__Items__
++++++++

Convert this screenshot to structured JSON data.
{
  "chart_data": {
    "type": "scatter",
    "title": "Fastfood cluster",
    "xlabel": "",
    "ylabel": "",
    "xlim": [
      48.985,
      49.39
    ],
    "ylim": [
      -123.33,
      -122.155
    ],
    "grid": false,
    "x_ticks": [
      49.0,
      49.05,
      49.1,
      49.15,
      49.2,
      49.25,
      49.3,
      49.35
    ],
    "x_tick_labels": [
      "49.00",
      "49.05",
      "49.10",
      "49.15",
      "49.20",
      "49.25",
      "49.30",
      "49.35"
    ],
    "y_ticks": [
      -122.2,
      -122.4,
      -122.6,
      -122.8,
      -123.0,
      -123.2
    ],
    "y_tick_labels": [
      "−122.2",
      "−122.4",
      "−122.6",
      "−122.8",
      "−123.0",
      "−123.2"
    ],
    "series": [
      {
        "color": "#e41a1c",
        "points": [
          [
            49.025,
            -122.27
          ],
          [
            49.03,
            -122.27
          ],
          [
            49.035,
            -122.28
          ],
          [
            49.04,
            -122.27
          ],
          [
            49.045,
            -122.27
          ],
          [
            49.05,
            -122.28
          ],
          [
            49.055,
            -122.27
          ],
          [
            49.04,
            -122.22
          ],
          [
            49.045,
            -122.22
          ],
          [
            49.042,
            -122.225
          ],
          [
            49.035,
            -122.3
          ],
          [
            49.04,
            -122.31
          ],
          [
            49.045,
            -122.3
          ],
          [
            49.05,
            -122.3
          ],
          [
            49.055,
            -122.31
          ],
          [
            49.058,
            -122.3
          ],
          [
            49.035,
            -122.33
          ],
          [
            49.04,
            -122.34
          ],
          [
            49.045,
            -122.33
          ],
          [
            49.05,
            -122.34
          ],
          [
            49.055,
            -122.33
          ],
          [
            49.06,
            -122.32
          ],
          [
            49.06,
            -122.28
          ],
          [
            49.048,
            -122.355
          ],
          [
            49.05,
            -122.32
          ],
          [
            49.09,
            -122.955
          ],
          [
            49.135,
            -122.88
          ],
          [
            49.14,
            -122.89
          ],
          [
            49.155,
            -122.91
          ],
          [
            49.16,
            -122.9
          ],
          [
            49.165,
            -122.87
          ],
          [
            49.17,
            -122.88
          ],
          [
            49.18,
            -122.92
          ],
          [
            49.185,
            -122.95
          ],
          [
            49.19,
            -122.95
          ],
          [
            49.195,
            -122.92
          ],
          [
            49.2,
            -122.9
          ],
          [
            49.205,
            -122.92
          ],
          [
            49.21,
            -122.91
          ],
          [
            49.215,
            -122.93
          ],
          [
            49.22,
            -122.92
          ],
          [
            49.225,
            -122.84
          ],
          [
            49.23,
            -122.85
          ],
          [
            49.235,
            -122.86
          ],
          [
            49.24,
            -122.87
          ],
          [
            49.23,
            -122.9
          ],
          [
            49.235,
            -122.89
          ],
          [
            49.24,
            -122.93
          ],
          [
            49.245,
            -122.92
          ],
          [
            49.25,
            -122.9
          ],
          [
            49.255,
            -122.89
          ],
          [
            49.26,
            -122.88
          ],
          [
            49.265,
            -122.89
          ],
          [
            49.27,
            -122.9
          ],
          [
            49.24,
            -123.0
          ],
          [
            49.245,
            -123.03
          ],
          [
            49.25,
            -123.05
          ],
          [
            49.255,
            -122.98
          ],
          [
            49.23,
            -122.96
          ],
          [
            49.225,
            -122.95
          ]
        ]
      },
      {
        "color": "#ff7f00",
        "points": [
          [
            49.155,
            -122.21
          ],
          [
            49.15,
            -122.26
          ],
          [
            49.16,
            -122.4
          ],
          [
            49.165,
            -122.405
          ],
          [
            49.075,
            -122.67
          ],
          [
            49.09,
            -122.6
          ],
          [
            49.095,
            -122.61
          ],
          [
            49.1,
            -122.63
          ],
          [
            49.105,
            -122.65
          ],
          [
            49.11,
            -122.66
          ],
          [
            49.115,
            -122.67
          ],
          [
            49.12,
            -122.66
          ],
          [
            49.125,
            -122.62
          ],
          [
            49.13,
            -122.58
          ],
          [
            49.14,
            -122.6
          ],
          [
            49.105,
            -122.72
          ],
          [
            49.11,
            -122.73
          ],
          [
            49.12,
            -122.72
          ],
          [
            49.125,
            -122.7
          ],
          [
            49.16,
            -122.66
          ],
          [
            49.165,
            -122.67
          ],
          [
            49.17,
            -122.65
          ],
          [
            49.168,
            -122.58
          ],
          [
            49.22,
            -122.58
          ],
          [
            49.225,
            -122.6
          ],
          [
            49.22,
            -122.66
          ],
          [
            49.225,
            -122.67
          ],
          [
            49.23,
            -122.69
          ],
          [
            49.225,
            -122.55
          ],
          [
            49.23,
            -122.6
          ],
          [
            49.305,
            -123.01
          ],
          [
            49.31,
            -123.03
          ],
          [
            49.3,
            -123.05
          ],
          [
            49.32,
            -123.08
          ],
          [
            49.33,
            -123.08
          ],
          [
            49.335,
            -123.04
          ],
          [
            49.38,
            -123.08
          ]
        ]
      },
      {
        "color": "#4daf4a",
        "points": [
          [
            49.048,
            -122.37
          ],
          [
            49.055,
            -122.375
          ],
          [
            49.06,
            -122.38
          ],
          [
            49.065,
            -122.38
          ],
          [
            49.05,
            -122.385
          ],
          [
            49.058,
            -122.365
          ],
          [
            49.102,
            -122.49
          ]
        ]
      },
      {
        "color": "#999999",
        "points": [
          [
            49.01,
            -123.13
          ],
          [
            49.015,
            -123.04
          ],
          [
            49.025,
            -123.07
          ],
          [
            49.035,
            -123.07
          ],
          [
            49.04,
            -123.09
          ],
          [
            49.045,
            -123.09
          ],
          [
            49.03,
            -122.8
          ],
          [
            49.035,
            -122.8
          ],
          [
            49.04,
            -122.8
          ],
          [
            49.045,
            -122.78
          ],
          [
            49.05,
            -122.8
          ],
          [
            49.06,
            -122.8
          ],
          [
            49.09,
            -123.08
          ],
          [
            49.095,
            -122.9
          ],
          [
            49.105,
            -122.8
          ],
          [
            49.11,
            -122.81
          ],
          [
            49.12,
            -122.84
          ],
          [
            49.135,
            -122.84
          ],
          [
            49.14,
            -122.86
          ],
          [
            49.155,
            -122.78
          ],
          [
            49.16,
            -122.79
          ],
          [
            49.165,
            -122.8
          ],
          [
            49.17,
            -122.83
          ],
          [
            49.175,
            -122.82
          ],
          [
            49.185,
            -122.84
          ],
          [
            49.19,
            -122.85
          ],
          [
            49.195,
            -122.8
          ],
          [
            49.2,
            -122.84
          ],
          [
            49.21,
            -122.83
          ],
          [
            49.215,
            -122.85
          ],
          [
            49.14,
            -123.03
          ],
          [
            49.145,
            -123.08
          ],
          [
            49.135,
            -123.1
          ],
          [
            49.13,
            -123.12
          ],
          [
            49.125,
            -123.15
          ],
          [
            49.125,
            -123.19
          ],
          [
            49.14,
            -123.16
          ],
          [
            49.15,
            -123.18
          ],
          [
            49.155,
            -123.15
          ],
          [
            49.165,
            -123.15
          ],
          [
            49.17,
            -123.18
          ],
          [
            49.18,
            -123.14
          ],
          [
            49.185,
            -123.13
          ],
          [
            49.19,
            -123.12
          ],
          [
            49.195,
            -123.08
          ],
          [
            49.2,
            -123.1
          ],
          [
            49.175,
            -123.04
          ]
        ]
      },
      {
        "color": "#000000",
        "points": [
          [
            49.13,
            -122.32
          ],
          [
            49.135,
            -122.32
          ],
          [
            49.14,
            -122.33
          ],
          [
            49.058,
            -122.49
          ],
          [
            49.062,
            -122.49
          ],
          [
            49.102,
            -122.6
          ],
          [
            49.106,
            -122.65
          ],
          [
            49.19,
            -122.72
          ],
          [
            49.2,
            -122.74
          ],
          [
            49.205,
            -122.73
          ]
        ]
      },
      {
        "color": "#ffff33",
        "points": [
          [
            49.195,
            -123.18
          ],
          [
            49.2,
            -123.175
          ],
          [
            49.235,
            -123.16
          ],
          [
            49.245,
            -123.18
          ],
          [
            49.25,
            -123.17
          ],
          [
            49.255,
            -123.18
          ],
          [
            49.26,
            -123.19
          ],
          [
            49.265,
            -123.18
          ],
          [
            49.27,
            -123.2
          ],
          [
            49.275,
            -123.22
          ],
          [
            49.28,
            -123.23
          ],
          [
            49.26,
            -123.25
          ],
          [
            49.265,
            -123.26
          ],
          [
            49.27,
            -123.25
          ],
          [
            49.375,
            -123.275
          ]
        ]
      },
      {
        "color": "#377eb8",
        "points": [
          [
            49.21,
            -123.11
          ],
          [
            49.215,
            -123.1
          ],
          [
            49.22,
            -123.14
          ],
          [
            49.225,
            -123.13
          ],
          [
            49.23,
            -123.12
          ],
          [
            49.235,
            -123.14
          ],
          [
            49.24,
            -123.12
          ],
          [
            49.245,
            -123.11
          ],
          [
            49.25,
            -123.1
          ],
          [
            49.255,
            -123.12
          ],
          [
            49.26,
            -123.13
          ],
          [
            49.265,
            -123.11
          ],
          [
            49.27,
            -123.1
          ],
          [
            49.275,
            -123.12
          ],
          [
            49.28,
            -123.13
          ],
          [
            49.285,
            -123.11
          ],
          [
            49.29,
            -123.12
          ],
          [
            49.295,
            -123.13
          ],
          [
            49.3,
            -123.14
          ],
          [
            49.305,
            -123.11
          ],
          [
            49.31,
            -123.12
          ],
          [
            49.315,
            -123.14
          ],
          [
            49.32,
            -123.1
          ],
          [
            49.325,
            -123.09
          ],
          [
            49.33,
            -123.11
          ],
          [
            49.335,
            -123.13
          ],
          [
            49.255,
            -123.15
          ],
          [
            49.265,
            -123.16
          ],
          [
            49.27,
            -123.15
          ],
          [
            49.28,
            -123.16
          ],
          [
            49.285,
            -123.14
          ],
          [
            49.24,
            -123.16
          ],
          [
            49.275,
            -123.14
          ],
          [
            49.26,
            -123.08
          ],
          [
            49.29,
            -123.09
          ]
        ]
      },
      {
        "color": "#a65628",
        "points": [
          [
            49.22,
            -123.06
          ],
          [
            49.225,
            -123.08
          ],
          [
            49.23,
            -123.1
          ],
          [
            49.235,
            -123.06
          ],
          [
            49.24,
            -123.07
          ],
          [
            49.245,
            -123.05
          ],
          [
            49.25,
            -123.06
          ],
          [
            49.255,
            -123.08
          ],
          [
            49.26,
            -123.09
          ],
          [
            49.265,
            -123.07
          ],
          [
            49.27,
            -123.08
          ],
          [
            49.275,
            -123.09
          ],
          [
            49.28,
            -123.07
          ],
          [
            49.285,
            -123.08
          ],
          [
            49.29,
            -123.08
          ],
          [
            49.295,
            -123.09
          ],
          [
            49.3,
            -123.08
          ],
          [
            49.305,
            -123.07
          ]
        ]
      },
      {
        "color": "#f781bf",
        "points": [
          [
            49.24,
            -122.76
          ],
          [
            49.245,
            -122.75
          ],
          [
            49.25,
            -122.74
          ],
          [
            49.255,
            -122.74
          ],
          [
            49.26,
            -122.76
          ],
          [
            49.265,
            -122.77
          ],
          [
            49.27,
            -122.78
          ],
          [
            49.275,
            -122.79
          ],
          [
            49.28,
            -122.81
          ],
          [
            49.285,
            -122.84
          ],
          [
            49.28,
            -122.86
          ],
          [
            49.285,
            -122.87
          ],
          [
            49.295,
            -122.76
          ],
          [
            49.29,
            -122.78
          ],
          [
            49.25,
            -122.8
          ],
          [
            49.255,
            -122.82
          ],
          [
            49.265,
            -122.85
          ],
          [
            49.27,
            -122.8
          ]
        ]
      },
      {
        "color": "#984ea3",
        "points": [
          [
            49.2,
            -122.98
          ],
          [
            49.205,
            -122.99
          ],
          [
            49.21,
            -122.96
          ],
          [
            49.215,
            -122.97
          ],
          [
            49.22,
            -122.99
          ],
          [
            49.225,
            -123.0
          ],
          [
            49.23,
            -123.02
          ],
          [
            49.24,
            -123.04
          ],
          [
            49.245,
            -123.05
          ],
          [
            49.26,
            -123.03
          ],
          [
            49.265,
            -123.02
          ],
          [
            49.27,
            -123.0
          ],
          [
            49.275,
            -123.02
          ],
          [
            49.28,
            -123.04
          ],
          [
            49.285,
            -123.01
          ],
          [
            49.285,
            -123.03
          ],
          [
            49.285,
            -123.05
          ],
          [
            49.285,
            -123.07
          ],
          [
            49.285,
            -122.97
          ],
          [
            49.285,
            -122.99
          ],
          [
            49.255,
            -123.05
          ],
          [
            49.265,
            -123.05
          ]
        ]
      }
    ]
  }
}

++++++++

__What is being asked__
Tally the lines in the records above that contain the word "color", and give only that number.

__Written solution__
10